-- SUPPLIED DATA --
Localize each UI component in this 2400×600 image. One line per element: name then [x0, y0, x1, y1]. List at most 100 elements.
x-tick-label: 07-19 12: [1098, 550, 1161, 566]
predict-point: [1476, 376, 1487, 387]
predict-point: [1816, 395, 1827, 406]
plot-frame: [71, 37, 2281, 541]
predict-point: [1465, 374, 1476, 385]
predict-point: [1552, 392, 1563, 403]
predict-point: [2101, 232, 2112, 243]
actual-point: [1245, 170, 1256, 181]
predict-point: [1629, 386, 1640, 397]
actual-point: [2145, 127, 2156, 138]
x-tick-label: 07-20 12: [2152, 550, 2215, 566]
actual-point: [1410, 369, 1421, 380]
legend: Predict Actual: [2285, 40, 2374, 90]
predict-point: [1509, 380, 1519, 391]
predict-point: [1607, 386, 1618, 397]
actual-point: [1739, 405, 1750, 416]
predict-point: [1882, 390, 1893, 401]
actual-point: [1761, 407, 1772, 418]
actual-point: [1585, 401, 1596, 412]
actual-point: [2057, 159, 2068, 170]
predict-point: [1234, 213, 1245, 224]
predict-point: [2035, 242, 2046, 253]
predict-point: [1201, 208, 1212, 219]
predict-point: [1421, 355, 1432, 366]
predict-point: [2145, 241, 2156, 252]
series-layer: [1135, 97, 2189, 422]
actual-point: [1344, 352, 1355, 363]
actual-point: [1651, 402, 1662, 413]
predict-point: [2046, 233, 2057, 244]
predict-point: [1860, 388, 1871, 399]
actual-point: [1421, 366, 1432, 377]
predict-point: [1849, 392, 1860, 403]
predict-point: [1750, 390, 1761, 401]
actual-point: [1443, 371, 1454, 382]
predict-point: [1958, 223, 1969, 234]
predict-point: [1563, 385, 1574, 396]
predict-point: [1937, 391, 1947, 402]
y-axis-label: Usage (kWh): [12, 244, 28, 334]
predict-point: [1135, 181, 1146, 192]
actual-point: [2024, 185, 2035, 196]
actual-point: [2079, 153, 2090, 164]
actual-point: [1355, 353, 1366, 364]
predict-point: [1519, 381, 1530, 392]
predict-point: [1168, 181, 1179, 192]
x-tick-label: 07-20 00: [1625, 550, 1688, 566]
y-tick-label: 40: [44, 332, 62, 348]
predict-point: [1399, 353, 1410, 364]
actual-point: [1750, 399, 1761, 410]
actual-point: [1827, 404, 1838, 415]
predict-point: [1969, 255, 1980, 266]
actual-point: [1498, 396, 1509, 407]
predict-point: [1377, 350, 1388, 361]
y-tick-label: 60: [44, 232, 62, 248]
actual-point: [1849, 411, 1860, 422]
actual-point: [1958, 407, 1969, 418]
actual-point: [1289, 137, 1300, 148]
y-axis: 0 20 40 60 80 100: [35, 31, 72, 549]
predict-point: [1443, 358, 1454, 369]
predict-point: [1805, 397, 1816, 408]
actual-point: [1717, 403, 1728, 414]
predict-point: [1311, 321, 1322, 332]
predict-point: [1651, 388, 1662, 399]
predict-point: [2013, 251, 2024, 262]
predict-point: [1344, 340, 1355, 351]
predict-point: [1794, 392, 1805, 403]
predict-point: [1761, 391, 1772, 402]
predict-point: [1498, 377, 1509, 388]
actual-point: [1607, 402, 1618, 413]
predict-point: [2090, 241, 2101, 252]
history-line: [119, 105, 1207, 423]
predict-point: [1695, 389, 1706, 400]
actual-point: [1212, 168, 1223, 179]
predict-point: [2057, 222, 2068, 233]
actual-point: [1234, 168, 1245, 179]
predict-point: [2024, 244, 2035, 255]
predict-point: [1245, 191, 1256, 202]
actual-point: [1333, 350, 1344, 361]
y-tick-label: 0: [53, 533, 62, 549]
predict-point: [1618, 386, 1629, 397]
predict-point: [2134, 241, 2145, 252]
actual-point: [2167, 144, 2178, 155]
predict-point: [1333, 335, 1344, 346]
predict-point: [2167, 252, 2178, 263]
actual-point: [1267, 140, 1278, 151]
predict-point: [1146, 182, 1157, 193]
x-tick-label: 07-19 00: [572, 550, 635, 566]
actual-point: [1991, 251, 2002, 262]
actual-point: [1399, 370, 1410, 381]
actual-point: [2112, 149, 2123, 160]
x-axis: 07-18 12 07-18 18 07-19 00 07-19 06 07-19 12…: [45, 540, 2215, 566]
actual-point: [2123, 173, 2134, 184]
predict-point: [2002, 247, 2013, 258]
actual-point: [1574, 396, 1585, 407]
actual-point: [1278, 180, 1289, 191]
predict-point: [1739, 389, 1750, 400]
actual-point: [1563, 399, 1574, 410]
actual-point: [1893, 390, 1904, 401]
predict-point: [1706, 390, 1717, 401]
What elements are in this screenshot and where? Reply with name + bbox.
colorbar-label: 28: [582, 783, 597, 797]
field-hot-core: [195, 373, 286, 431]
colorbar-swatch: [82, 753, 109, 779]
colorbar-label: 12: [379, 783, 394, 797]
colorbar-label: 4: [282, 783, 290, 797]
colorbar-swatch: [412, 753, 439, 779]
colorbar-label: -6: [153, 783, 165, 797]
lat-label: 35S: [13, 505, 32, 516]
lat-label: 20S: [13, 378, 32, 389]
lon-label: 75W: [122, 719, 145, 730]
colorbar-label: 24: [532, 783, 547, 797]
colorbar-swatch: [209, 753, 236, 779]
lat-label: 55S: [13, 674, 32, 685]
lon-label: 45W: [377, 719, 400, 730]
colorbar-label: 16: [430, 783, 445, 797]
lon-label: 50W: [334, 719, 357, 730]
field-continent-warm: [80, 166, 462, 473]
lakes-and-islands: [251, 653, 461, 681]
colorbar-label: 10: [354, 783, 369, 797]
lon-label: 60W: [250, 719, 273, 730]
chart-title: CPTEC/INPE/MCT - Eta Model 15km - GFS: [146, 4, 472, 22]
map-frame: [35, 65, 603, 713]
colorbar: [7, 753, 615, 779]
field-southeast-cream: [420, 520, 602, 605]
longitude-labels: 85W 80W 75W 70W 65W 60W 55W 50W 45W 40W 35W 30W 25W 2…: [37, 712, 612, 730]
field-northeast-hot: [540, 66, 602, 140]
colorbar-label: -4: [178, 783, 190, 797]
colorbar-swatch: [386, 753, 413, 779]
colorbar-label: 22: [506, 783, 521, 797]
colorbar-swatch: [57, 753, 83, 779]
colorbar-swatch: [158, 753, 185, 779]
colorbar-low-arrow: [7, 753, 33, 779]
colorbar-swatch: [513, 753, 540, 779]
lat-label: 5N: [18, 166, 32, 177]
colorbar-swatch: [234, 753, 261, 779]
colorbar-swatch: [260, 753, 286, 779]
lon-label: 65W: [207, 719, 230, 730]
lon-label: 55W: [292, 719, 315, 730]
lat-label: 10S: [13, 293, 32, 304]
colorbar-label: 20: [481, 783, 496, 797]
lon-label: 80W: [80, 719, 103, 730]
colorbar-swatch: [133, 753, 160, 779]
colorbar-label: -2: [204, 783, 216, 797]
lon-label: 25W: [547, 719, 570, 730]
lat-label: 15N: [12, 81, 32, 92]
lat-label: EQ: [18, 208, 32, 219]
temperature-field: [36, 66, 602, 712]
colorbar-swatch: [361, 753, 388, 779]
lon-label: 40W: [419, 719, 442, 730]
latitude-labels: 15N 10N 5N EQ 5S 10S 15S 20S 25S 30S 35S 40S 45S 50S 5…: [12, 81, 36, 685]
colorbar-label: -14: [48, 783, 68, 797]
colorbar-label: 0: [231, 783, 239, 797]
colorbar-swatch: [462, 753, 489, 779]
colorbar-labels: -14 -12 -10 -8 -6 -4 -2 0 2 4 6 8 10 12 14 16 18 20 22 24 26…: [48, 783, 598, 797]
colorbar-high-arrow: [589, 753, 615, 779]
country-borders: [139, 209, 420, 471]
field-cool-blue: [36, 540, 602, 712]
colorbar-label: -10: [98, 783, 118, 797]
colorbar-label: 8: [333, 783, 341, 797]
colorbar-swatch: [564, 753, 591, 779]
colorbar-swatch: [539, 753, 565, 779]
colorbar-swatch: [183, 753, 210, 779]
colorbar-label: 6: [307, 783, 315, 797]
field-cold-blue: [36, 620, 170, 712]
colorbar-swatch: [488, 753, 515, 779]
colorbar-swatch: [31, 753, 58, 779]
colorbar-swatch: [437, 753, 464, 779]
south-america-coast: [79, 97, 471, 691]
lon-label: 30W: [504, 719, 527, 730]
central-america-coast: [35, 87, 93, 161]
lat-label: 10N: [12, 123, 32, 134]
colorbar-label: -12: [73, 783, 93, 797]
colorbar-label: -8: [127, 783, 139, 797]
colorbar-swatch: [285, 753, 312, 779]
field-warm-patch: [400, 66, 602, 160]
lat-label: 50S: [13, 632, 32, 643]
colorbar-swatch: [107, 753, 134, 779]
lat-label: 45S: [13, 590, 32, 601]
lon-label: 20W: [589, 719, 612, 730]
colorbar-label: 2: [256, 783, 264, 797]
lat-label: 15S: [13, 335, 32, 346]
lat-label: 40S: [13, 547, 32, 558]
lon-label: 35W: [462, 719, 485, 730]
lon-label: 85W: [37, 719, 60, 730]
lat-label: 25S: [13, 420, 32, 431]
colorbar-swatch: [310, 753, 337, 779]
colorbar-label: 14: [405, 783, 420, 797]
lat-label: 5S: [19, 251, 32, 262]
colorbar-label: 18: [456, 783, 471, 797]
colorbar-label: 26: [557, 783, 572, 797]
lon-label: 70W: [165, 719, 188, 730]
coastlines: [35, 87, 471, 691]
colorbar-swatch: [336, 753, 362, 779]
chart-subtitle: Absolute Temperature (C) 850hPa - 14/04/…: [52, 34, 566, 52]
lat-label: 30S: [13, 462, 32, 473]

-- EXERCISE TASK --
Reproduce these rows word for word. Start with the first row and stop after the row containing "predict-point: [1629, 386, 1640, 397]", including both of those rows.

-- RESULT FOR THIS TASK --
Localize each UI component in this 2400×600 image. One line per element: name then [x0, y0, x1, y1]. List at most 100 elements.
x-tick-label: 07-19 12: [1098, 550, 1161, 566]
predict-point: [1476, 376, 1487, 387]
predict-point: [1816, 395, 1827, 406]
plot-frame: [71, 37, 2281, 541]
predict-point: [1465, 374, 1476, 385]
predict-point: [1552, 392, 1563, 403]
predict-point: [2101, 232, 2112, 243]
actual-point: [1245, 170, 1256, 181]
predict-point: [1629, 386, 1640, 397]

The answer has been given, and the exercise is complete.